Written problem a
Retype the rows from the start through the line containing "x-tick-label: 2007 (701, 426, 731, 436)", keeping every line identical.

Page extract
* * * *
The Fund is dependent upon services and resources provided by its Adviser and Sub-Adviser, respectively, and therefore the Adviser's and Sub-Adviser's parent, ING Groep. The risks, uncertainties and other factors related to ING Groep's business, including its planned divestment of the Adviser and Sub-Adviser, the effects of which may cause its earnings, revenues, and/or profit margins to decline, are described in its filings with the Securities and Exchange Commission, which are publicly available.

In addition, the planned divestment of the Adviser and Sub-Adviser may potentially be deemed a "change of control" of each entity. Such a determination would be considered an "assignment" of the Adviser's Investment Management Agreement and the Sub-Adviser's Sub-Advisory Agreement and result in an automatic termination of each agreement pursuant to the 1940 Act. The Board of Trustees of the Fund would be required to approve a new investment management agreement with the Adviser and Sub-Adviser, respectively. The 1940 Act would also require that each investment management agreement be approved by the Fund's shareholders in order for each to become effective.

Listing    The Fund has been approved for listing on the NYSE under the symbol "IDE," subject to notice of issuance.

Transfer Agent, Dividend Disbursing Agent, Registrar and Custodian    The transfer agent, dividend disbursing agent, registrar and custodian for the Common Shares is The Bank of New York Mellon Corporation (formerly, The Bank of New York and hereinafter "The Bank of New York"), whose principal business address is 101 Barclay Street (11E), New York, NY 10286.

Risks    AN INVESTMENT IN THE FUND'S COMMON SHARES INVOLVES CERTAIN RISKS. LISTED BELOW ARE THE PRIMARY RISKS OF INVESTING IN THE FUND'S COMMON SHARES. SEE "RISKS" FOR A MORE COMPLETE DISCUSSION OF THE RISKS OF INVESTING IN THE FUND'S COMMON SHARES.

No Prior History. The Fund is a newly organized, diversified, closed-end management investment company with no history of operations or public trading of its Common Shares.

Market Discount Risk. Shares of closed-end management investment companies frequently trade at a discount to their NAV, and the Fund's Common Shares may likewise trade at a discount to their NAV. The trading price of the Fund's Common Shares may be less than the public offering price at any point in time and Common Shareholders who sell their shares within a relatively short period after completion of the public offering are likely to be exposed to this risk. Accordingly, the Common Shares are designed primarily for long-term investors, and investors


12



in the Common Shares should not view the Fund as a vehicle for trading purposes.
* * * *
Written problem b
From the page extract on the Fund, render this sentence in Spanish: "The Fund has been approved for listing on the NYSE under the symbol "IDE," subject to notice of issuance."

Data
* * * *
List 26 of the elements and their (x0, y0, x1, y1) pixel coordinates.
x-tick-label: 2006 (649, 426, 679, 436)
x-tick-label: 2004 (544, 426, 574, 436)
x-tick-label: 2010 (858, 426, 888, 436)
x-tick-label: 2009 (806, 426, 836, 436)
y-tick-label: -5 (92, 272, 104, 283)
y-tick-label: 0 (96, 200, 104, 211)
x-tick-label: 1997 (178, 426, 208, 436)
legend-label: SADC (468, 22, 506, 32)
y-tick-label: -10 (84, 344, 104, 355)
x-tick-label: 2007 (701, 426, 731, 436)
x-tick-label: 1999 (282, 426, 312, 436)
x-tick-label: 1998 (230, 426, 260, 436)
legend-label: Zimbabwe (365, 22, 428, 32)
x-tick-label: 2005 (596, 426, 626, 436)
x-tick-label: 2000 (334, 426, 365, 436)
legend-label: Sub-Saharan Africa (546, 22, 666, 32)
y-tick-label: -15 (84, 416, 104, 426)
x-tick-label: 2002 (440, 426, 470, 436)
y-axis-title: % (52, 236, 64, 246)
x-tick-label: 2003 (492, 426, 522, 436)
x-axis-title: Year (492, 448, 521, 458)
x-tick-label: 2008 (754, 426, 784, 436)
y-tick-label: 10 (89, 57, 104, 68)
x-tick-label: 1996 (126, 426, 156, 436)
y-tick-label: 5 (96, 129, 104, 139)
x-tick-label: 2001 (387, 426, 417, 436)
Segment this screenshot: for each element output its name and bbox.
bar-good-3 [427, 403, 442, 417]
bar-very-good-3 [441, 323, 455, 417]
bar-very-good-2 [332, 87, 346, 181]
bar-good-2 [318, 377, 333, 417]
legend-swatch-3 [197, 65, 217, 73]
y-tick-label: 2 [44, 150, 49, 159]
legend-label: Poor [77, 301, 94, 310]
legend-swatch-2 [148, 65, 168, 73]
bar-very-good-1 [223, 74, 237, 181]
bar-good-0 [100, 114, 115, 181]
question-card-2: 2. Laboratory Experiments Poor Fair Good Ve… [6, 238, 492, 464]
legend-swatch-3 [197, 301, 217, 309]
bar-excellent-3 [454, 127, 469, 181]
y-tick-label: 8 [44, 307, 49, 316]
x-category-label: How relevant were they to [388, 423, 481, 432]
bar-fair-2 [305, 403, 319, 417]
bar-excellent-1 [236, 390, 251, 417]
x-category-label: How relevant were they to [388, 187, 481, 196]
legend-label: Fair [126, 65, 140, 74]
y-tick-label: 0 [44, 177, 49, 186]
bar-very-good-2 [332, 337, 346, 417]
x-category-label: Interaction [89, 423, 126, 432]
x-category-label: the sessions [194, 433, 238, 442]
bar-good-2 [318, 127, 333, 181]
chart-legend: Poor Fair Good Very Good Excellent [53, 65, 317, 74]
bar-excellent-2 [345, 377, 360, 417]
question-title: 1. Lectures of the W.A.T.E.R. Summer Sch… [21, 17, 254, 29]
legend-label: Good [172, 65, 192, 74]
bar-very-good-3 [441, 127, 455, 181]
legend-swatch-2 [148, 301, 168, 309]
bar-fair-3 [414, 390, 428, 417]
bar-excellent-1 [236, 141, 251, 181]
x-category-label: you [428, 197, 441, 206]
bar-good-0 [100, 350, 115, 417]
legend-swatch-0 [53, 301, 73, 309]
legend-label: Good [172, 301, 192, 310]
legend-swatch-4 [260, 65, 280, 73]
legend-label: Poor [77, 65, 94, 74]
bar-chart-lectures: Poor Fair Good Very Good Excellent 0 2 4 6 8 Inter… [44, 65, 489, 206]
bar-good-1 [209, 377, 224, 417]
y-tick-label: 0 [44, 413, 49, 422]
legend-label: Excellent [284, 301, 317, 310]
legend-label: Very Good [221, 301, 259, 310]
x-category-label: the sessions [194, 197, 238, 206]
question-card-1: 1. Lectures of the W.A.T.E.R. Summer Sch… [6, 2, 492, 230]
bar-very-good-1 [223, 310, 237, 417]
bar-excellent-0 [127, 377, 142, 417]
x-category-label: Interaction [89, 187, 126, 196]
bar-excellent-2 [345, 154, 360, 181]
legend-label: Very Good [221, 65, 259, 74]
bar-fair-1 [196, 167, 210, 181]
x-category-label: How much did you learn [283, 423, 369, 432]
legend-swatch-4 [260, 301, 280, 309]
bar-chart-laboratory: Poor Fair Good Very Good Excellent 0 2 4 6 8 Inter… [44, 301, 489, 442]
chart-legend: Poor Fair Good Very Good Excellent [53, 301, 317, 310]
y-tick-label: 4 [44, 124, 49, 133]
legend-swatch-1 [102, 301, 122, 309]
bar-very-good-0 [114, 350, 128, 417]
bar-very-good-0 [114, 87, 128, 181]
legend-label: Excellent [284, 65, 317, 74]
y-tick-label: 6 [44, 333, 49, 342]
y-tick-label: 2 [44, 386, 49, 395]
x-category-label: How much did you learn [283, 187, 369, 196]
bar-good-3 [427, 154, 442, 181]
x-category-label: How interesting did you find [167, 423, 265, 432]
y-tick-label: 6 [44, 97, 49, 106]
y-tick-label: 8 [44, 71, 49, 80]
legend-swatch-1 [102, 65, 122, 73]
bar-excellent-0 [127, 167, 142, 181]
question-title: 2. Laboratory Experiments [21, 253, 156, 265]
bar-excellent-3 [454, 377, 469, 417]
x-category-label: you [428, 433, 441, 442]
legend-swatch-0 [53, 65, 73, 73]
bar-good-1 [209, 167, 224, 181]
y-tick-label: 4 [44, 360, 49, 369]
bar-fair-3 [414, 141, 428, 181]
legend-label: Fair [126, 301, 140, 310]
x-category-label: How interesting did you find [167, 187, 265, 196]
* * * *
Result a
List 26 of the elements and their (x0, y0, x1, y1) pixel coordinates.
x-tick-label: 2006 (649, 426, 679, 436)
x-tick-label: 2004 (544, 426, 574, 436)
x-tick-label: 2010 (858, 426, 888, 436)
x-tick-label: 2009 (806, 426, 836, 436)
y-tick-label: -5 (92, 272, 104, 283)
y-tick-label: 0 (96, 200, 104, 211)
x-tick-label: 1997 (178, 426, 208, 436)
legend-label: SADC (468, 22, 506, 32)
y-tick-label: -10 (84, 344, 104, 355)
x-tick-label: 2007 (701, 426, 731, 436)

Result b
El Fondo ha sido aprobado para cotizar en la NYSE bajo el símbolo "IDE", sujeto a la notificación de emisión.